[Work to complete]:
Lift every line from the entries that includes the word "FFFFFF".
[start]
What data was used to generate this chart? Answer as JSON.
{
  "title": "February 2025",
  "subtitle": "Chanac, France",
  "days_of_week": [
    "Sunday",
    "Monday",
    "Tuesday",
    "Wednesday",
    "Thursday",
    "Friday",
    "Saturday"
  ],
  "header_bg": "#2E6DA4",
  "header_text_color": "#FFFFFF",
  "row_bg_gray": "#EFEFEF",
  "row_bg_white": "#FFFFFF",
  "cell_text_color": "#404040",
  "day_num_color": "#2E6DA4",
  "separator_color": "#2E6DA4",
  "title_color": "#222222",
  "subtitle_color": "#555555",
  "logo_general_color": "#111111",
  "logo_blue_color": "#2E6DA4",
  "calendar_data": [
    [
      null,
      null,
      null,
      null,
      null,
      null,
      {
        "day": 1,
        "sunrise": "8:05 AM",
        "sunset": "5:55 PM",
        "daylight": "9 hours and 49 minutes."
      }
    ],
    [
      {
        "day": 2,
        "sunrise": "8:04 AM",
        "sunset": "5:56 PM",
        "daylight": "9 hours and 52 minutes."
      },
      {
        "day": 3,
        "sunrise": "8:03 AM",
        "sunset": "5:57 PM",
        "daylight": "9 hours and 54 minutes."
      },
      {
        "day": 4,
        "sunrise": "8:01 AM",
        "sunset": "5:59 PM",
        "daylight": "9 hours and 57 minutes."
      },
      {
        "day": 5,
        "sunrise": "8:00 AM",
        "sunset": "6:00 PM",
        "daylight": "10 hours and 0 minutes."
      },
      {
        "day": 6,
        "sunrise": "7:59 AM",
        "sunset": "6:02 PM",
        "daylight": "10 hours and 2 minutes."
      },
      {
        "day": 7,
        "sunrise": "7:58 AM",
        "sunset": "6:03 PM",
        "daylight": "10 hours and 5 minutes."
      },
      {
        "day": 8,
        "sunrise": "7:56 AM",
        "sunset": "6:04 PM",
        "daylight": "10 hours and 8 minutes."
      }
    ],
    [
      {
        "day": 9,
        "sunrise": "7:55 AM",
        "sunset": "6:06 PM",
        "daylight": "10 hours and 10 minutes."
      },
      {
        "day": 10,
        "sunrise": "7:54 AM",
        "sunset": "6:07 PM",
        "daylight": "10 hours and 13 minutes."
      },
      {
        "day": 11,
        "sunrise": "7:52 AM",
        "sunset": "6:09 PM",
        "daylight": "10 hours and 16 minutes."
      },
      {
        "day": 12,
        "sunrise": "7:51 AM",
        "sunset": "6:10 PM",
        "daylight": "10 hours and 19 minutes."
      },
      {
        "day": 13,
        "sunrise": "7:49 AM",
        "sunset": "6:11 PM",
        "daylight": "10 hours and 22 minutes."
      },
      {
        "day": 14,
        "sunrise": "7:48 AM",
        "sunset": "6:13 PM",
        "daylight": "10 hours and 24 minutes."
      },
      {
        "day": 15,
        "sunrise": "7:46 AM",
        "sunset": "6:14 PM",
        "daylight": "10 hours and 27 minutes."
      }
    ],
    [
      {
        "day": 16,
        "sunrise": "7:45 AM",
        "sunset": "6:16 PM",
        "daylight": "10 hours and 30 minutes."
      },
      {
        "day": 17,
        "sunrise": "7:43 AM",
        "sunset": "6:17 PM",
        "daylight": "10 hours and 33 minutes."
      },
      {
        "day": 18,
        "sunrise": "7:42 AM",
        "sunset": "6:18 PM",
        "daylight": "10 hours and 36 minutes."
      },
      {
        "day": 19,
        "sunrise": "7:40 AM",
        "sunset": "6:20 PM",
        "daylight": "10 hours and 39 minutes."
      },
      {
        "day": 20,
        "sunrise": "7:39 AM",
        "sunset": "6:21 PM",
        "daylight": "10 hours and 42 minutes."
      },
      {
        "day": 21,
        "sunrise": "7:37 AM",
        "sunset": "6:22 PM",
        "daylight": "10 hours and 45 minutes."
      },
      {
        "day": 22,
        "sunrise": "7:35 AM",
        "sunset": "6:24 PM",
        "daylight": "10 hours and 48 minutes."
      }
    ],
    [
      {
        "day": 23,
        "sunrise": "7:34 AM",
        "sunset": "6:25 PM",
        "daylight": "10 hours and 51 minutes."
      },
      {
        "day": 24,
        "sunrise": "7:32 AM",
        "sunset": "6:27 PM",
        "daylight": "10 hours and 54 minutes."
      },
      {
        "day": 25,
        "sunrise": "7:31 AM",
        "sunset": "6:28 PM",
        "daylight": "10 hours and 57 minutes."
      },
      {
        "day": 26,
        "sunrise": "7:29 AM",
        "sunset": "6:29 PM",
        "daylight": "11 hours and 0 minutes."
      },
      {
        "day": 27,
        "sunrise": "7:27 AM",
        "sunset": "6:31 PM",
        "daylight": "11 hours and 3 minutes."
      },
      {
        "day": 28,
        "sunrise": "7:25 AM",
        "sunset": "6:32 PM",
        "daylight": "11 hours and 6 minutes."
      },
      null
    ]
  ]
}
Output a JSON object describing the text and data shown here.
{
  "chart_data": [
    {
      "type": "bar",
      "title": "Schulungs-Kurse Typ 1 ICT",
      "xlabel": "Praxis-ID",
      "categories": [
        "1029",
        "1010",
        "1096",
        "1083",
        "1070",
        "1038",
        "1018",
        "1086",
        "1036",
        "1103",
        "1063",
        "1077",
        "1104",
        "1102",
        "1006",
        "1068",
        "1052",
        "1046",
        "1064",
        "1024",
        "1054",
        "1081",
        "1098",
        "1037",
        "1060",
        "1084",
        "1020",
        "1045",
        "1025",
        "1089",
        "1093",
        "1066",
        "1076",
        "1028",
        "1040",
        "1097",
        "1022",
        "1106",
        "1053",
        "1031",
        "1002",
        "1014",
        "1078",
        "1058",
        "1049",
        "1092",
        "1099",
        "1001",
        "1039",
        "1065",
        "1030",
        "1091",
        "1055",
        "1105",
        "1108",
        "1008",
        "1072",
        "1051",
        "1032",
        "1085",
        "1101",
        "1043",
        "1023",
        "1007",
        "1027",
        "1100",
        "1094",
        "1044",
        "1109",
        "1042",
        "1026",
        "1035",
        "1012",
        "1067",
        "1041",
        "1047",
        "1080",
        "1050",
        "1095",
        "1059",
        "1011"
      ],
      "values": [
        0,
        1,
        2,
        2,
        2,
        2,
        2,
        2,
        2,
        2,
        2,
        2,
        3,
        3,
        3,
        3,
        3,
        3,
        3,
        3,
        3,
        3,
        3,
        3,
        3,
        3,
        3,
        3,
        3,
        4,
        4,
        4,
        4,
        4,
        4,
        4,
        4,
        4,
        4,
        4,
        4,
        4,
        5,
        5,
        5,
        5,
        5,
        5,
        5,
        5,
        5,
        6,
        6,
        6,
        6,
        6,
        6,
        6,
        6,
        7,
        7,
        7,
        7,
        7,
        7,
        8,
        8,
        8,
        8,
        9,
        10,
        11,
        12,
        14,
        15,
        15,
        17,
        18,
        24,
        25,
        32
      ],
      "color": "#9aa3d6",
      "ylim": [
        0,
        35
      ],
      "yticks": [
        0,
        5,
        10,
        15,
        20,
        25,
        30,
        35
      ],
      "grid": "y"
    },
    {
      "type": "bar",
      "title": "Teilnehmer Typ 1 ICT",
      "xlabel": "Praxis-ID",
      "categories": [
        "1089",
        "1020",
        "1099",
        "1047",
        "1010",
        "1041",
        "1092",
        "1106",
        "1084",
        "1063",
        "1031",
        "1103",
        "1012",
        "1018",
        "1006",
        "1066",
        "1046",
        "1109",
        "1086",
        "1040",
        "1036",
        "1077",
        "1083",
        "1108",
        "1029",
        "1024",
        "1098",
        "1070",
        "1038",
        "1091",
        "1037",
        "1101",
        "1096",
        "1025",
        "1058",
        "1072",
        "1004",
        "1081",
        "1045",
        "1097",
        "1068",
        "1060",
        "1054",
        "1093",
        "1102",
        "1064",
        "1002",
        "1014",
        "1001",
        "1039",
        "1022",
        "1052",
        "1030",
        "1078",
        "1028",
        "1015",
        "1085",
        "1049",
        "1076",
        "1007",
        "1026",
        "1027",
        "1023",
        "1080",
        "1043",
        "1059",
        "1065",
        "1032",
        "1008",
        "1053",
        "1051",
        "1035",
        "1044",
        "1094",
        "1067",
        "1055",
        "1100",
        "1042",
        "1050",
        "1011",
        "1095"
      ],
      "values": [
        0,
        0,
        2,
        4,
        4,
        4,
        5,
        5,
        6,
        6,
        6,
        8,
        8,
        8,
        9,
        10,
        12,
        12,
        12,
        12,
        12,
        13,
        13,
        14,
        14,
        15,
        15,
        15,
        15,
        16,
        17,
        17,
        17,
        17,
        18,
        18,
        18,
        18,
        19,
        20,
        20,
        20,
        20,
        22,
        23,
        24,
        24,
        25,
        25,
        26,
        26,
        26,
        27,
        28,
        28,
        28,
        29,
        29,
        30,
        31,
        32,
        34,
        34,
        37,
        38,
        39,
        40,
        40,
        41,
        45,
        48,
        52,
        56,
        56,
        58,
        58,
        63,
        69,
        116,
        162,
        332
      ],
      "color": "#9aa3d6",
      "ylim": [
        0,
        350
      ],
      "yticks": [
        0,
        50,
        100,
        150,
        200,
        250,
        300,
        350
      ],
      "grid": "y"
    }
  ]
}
[end]
[Task answer]:
  "header_text_color": "#FFFFFF",
  "row_bg_white": "#FFFFFF",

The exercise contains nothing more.